■ **Directive**
Skip the pictures and quote all of the lines exactly.

::: Provided records :::

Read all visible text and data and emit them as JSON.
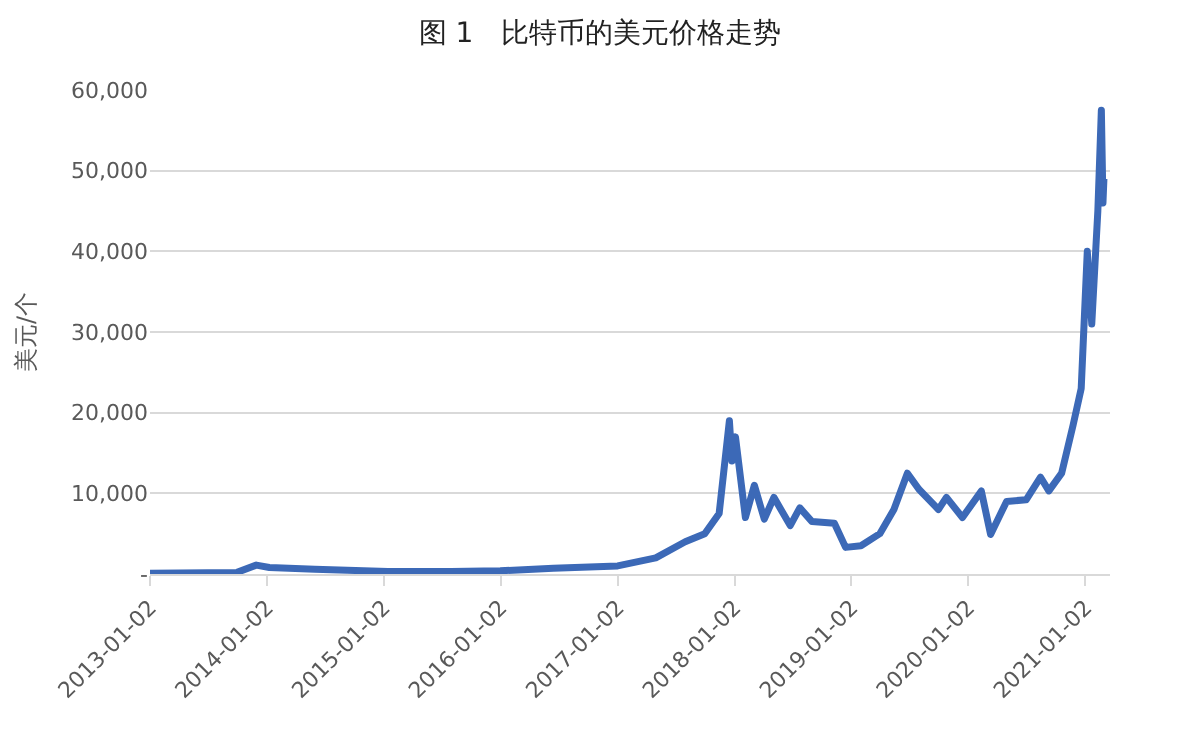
{
  "chart_data": {
    "type": "line",
    "title": "图 1　比特币的美元价格走势",
    "ylabel": "美元/个",
    "x": [
      "2013-01-02",
      "2013-10-01",
      "2013-11-30",
      "2014-01-10",
      "2014-06-01",
      "2015-01-15",
      "2015-08-01",
      "2016-01-01",
      "2016-06-15",
      "2017-01-02",
      "2017-05-01",
      "2017-08-01",
      "2017-10-01",
      "2017-11-15",
      "2017-12-17",
      "2017-12-25",
      "2018-01-05",
      "2018-02-05",
      "2018-03-05",
      "2018-04-05",
      "2018-05-05",
      "2018-06-25",
      "2018-07-25",
      "2018-09-01",
      "2018-11-10",
      "2018-12-15",
      "2019-02-01",
      "2019-04-01",
      "2019-05-15",
      "2019-06-26",
      "2019-08-01",
      "2019-10-01",
      "2019-10-26",
      "2019-12-15",
      "2020-02-12",
      "2020-03-12",
      "2020-05-01",
      "2020-07-01",
      "2020-08-15",
      "2020-09-10",
      "2020-10-20",
      "2020-11-25",
      "2020-12-20",
      "2021-01-08",
      "2021-01-22",
      "2021-02-10",
      "2021-02-21",
      "2021-02-26",
      "2021-03-01"
    ],
    "series": [
      {
        "color": "#3c69b7",
        "values": [
          100,
          200,
          1100,
          800,
          600,
          300,
          300,
          400,
          700,
          1000,
          2000,
          4000,
          5000,
          7500,
          19000,
          14000,
          17000,
          7000,
          11000,
          6800,
          9500,
          6000,
          8200,
          6500,
          6300,
          3300,
          3500,
          5000,
          8000,
          12500,
          10500,
          8000,
          9500,
          7000,
          10300,
          4900,
          9000,
          9200,
          12000,
          10300,
          12500,
          18500,
          23000,
          40000,
          31000,
          45000,
          57500,
          46000,
          49000
        ]
      }
    ],
    "xlim": [
      "2013-01-02",
      "2021-03-20"
    ],
    "xticks": [
      "2013-01-02",
      "2014-01-02",
      "2015-01-02",
      "2016-01-02",
      "2017-01-02",
      "2018-01-02",
      "2019-01-02",
      "2020-01-02",
      "2021-01-02"
    ],
    "ylim": [
      0,
      60000
    ],
    "yticks": [
      {
        "value": 0,
        "label": "-"
      },
      {
        "value": 10000,
        "label": "10,000"
      },
      {
        "value": 20000,
        "label": "20,000"
      },
      {
        "value": 30000,
        "label": "30,000"
      },
      {
        "value": 40000,
        "label": "40,000"
      },
      {
        "value": 50000,
        "label": "50,000"
      },
      {
        "value": 60000,
        "label": "60,000"
      }
    ],
    "grid": "y",
    "marker": "none",
    "line_style": "solid"
  }
}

:::

■ **Result of the task**
Read all visible text and data and emit them as JSON.
{
  "chart_data": {
    "type": "line",
    "title": "图 1　比特币的美元价格走势",
    "ylabel": "美元/个",
    "x": [
      "2013-01-02",
      "2013-10-01",
      "2013-11-30",
      "2014-01-10",
      "2014-06-01",
      "2015-01-15",
      "2015-08-01",
      "2016-01-01",
      "2016-06-15",
      "2017-01-02",
      "2017-05-01",
      "2017-08-01",
      "2017-10-01",
      "2017-11-15",
      "2017-12-17",
      "2017-12-25",
      "2018-01-05",
      "2018-02-05",
      "2018-03-05",
      "2018-04-05",
      "2018-05-05",
      "2018-06-25",
      "2018-07-25",
      "2018-09-01",
      "2018-11-10",
      "2018-12-15",
      "2019-02-01",
      "2019-04-01",
      "2019-05-15",
      "2019-06-26",
      "2019-08-01",
      "2019-10-01",
      "2019-10-26",
      "2019-12-15",
      "2020-02-12",
      "2020-03-12",
      "2020-05-01",
      "2020-07-01",
      "2020-08-15",
      "2020-09-10",
      "2020-10-20",
      "2020-11-25",
      "2020-12-20",
      "2021-01-08",
      "2021-01-22",
      "2021-02-10",
      "2021-02-21",
      "2021-02-26",
      "2021-03-01"
    ],
    "series": [
      {
        "color": "#3c69b7",
        "values": [
          100,
          200,
          1100,
          800,
          600,
          300,
          300,
          400,
          700,
          1000,
          2000,
          4000,
          5000,
          7500,
          19000,
          14000,
          17000,
          7000,
          11000,
          6800,
          9500,
          6000,
          8200,
          6500,
          6300,
          3300,
          3500,
          5000,
          8000,
          12500,
          10500,
          8000,
          9500,
          7000,
          10300,
          4900,
          9000,
          9200,
          12000,
          10300,
          12500,
          18500,
          23000,
          40000,
          31000,
          45000,
          57500,
          46000,
          49000
        ]
      }
    ],
    "xlim": [
      "2013-01-02",
      "2021-03-20"
    ],
    "xticks": [
      "2013-01-02",
      "2014-01-02",
      "2015-01-02",
      "2016-01-02",
      "2017-01-02",
      "2018-01-02",
      "2019-01-02",
      "2020-01-02",
      "2021-01-02"
    ],
    "ylim": [
      0,
      60000
    ],
    "yticks": [
      {
        "value": 0,
        "label": "-"
      },
      {
        "value": 10000,
        "label": "10,000"
      },
      {
        "value": 20000,
        "label": "20,000"
      },
      {
        "value": 30000,
        "label": "30,000"
      },
      {
        "value": 40000,
        "label": "40,000"
      },
      {
        "value": 50000,
        "label": "50,000"
      },
      {
        "value": 60000,
        "label": "60,000"
      }
    ],
    "grid": "y",
    "marker": "none",
    "line_style": "solid"
  }
}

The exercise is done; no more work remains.